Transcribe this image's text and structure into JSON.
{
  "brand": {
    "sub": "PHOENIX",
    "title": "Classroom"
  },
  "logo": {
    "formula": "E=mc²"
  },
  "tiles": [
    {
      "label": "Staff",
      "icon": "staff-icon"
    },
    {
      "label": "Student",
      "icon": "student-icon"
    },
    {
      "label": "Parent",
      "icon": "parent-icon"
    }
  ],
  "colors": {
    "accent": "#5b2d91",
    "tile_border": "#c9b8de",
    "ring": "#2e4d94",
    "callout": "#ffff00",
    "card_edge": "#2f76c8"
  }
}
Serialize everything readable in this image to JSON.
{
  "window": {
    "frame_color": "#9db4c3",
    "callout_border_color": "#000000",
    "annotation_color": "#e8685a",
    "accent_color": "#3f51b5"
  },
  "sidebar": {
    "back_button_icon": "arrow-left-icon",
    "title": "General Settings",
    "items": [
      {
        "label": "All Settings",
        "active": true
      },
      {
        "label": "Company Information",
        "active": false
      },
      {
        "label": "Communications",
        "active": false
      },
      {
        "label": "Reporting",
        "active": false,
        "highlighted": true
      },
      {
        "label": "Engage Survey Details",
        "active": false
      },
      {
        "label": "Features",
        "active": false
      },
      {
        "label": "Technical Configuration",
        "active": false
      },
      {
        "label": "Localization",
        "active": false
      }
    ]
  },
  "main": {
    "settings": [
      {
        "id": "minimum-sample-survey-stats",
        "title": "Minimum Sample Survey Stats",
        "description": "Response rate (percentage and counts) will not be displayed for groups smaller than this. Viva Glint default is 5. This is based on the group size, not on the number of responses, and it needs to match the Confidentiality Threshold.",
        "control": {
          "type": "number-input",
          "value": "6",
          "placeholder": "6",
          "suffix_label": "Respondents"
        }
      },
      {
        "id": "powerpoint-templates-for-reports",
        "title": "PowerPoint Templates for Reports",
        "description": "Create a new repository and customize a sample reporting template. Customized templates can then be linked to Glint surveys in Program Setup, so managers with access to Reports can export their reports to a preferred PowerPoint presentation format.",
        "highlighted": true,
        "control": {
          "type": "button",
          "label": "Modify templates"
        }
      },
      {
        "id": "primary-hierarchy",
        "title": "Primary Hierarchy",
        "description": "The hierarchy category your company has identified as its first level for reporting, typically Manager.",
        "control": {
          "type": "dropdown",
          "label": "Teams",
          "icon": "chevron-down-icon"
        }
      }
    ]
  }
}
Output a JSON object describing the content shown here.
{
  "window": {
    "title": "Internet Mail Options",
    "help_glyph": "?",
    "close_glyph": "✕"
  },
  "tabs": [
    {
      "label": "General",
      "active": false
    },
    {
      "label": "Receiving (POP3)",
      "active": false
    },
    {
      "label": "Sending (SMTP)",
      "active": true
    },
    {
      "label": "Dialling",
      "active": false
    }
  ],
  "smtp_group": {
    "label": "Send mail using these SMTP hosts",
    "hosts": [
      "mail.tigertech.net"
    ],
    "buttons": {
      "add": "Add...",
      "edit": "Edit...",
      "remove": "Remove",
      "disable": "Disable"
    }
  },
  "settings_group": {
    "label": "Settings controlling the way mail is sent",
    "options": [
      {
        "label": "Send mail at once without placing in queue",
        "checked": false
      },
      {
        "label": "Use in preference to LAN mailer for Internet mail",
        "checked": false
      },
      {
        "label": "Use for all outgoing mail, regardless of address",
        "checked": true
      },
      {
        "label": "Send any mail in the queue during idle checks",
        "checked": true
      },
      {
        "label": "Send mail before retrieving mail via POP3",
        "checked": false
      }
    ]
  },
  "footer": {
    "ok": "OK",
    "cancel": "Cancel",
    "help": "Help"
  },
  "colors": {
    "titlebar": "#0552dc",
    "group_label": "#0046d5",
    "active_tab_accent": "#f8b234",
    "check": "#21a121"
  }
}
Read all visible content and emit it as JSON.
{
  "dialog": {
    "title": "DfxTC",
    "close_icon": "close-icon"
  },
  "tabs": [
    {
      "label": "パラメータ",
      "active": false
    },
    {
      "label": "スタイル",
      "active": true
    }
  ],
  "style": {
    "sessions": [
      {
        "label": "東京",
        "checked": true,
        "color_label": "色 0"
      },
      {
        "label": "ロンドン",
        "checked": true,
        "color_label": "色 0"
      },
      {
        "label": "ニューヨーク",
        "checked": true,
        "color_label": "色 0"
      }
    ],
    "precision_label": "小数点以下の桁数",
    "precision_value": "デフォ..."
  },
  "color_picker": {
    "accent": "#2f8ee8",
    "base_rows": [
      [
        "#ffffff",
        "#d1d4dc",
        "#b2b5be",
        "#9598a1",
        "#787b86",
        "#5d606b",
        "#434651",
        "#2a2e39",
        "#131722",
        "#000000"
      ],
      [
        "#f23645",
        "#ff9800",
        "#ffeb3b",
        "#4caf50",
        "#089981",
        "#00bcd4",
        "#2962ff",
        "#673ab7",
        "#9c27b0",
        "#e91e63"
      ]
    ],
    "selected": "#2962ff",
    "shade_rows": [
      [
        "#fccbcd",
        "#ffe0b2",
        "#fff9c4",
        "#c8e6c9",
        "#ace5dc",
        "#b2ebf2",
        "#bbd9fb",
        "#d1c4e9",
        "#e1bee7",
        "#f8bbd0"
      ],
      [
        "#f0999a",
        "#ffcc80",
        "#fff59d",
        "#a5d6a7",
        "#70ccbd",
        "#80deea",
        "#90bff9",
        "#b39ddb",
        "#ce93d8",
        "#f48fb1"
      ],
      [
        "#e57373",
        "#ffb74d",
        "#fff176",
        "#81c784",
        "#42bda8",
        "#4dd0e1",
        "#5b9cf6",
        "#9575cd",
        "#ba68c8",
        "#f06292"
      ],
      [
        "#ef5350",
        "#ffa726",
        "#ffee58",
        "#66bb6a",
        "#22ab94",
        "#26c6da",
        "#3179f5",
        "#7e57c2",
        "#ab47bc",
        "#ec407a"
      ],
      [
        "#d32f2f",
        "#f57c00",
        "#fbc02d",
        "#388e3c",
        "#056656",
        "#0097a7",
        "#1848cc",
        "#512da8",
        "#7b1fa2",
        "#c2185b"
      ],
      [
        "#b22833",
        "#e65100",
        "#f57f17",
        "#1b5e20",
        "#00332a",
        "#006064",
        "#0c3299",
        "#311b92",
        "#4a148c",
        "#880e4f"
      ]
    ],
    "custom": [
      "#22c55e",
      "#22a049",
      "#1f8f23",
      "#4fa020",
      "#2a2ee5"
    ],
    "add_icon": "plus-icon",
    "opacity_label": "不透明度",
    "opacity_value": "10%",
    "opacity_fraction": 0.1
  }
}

...

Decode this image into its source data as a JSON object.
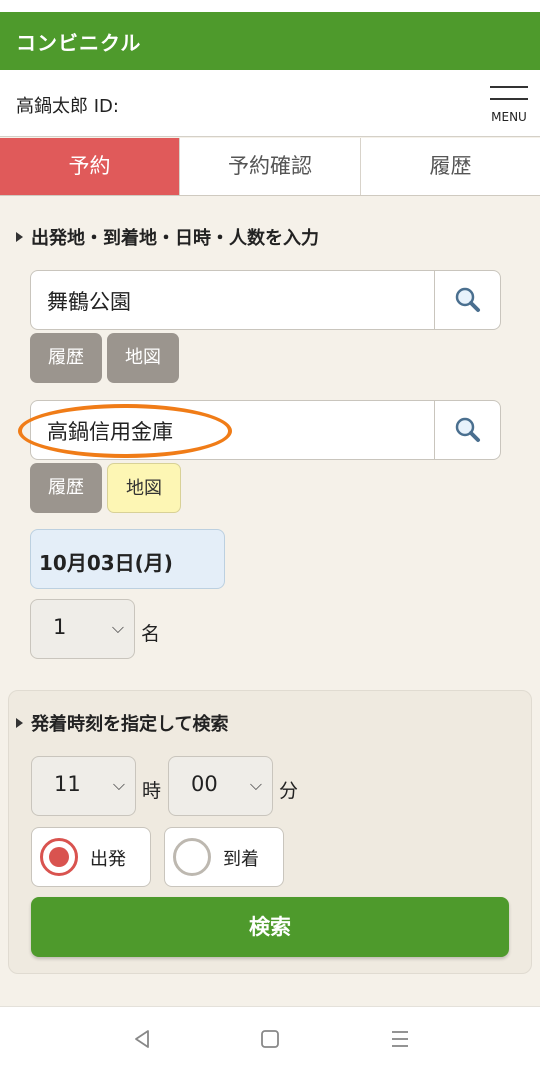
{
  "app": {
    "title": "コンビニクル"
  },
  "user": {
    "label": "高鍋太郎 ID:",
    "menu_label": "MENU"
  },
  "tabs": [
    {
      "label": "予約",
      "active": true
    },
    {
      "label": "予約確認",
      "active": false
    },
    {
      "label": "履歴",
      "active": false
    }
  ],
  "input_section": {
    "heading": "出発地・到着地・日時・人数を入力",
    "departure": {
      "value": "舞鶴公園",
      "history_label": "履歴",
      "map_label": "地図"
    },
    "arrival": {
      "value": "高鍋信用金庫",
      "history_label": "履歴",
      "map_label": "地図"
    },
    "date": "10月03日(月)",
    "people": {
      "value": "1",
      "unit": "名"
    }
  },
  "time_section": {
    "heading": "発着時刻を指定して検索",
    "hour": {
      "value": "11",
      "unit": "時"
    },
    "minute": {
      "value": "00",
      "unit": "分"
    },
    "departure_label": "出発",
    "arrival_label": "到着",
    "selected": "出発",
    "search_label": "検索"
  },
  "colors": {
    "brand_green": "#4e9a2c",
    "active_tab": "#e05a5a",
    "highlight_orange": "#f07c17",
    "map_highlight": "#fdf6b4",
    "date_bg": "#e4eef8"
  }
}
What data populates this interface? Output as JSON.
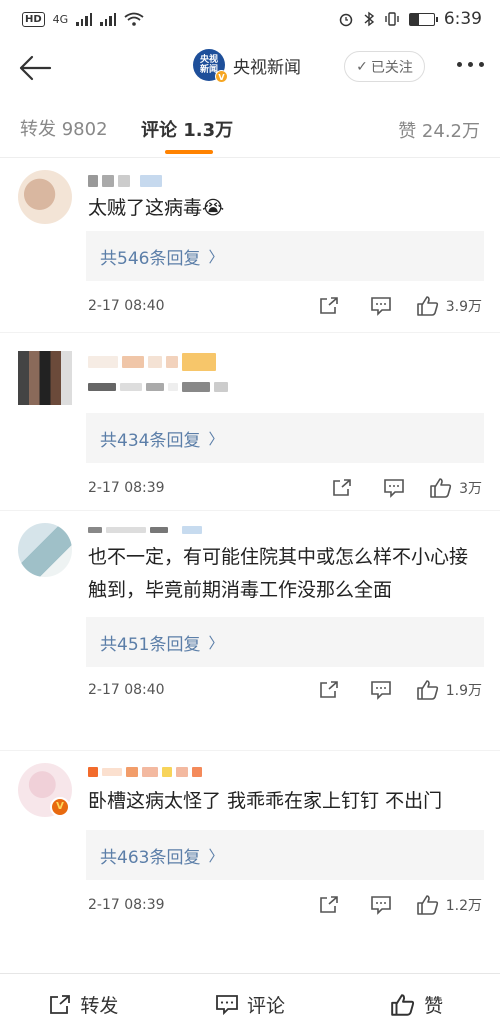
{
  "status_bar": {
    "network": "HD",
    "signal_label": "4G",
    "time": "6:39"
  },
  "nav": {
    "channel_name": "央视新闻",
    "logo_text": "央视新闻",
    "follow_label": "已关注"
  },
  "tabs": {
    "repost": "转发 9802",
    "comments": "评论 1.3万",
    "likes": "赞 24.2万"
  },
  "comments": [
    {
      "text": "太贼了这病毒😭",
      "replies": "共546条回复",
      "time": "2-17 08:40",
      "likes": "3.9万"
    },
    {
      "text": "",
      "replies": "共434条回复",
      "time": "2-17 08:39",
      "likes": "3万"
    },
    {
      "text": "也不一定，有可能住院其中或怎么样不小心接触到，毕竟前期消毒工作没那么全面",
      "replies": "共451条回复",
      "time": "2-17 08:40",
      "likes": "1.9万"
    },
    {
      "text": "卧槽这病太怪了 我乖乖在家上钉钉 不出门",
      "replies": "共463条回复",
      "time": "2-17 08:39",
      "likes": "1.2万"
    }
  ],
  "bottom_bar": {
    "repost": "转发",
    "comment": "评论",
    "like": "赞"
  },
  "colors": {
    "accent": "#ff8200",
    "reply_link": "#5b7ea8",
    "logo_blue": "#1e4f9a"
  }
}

▸ **THE PROBLEM**
Which lines include the word "Internet"? Copy every one of them.

▸ **FULL RESPONSE**
    "title": "Internet Mail Options",
        "label": "Use in preference to LAN mailer for Internet mail",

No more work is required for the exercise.